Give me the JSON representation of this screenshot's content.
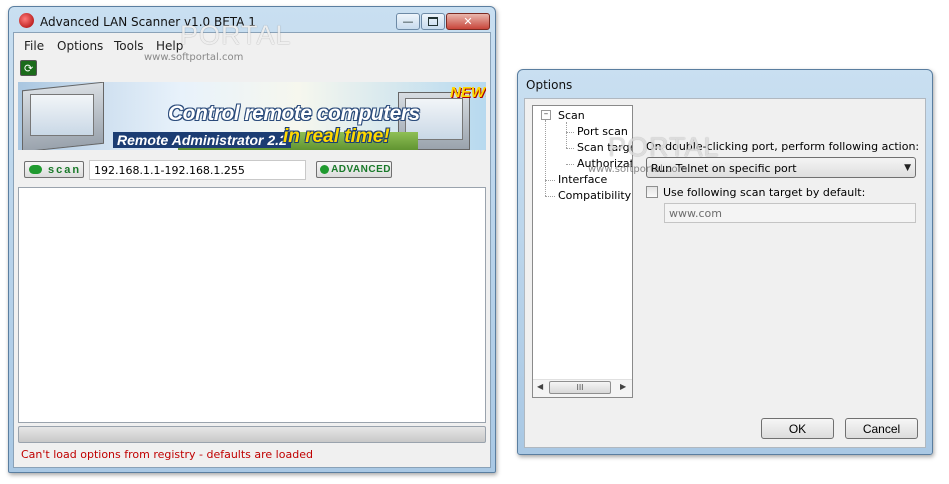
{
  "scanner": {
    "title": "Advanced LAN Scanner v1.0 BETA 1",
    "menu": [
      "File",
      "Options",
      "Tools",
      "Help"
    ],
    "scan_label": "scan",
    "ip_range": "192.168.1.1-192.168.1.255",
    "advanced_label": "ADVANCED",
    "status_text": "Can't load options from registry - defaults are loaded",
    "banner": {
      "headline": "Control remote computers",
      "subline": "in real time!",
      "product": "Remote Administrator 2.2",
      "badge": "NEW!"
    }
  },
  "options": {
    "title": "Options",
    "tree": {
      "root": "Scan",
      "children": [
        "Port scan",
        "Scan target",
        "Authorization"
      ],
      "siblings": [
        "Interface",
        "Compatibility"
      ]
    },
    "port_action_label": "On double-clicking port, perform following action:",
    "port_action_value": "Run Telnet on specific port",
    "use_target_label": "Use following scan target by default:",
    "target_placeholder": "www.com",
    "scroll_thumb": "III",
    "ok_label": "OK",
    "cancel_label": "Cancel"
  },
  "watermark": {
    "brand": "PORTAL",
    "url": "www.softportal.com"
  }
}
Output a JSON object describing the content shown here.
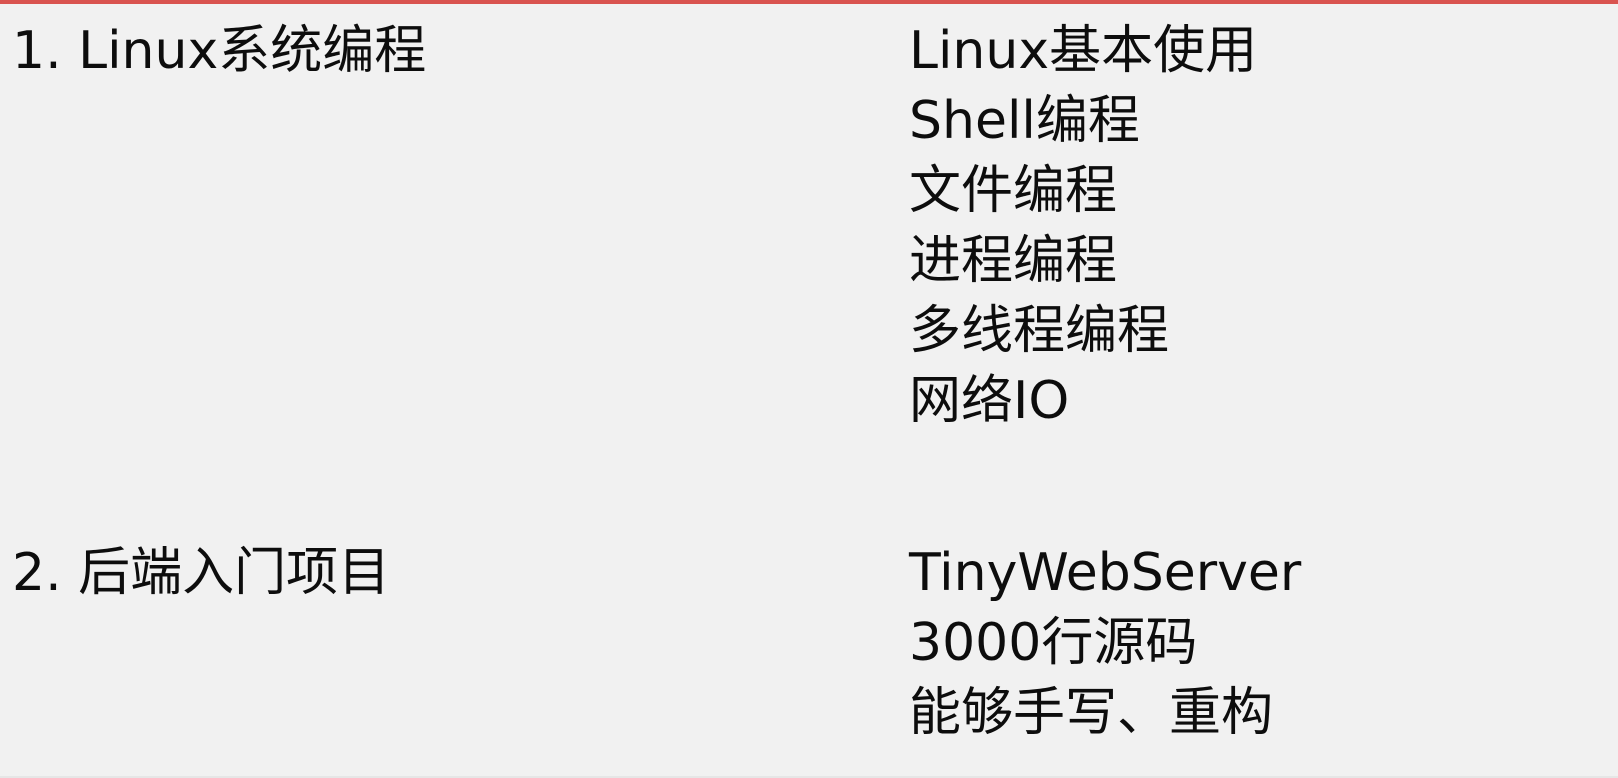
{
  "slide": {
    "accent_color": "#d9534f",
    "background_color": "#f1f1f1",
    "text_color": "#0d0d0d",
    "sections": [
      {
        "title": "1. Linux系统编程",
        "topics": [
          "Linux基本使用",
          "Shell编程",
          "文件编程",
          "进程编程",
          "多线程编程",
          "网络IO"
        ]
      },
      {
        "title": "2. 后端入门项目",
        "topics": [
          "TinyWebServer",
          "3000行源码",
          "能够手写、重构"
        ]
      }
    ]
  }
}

****

▶ OBJECTIVE:
Reproduce the material above in full and without alteration, but skip all pictures.

▶ ANSWER TO THIS PROBLEM:
Give me the JSON representation of this screenshot's content.
{
  "scanner": {
    "title": "Advanced LAN Scanner v1.0 BETA 1",
    "menu": [
      "File",
      "Options",
      "Tools",
      "Help"
    ],
    "scan_label": "scan",
    "ip_range": "192.168.1.1-192.168.1.255",
    "advanced_label": "ADVANCED",
    "status_text": "Can't load options from registry - defaults are loaded",
    "banner": {
      "headline": "Control remote computers",
      "subline": "in real time!",
      "product": "Remote Administrator 2.2",
      "badge": "NEW!"
    }
  },
  "options": {
    "title": "Options",
    "tree": {
      "root": "Scan",
      "children": [
        "Port scan",
        "Scan target",
        "Authorization"
      ],
      "siblings": [
        "Interface",
        "Compatibility"
      ]
    },
    "port_action_label": "On double-clicking port, perform following action:",
    "port_action_value": "Run Telnet on specific port",
    "use_target_label": "Use following scan target by default:",
    "target_placeholder": "www.com",
    "scroll_thumb": "III",
    "ok_label": "OK",
    "cancel_label": "Cancel"
  },
  "watermark": {
    "brand": "PORTAL",
    "url": "www.softportal.com"
  }
}
Output a JSON object describing the content shown here.
{
  "slide": {
    "accent_color": "#d9534f",
    "background_color": "#f1f1f1",
    "text_color": "#0d0d0d",
    "sections": [
      {
        "title": "1. Linux系统编程",
        "topics": [
          "Linux基本使用",
          "Shell编程",
          "文件编程",
          "进程编程",
          "多线程编程",
          "网络IO"
        ]
      },
      {
        "title": "2. 后端入门项目",
        "topics": [
          "TinyWebServer",
          "3000行源码",
          "能够手写、重构"
        ]
      }
    ]
  }
}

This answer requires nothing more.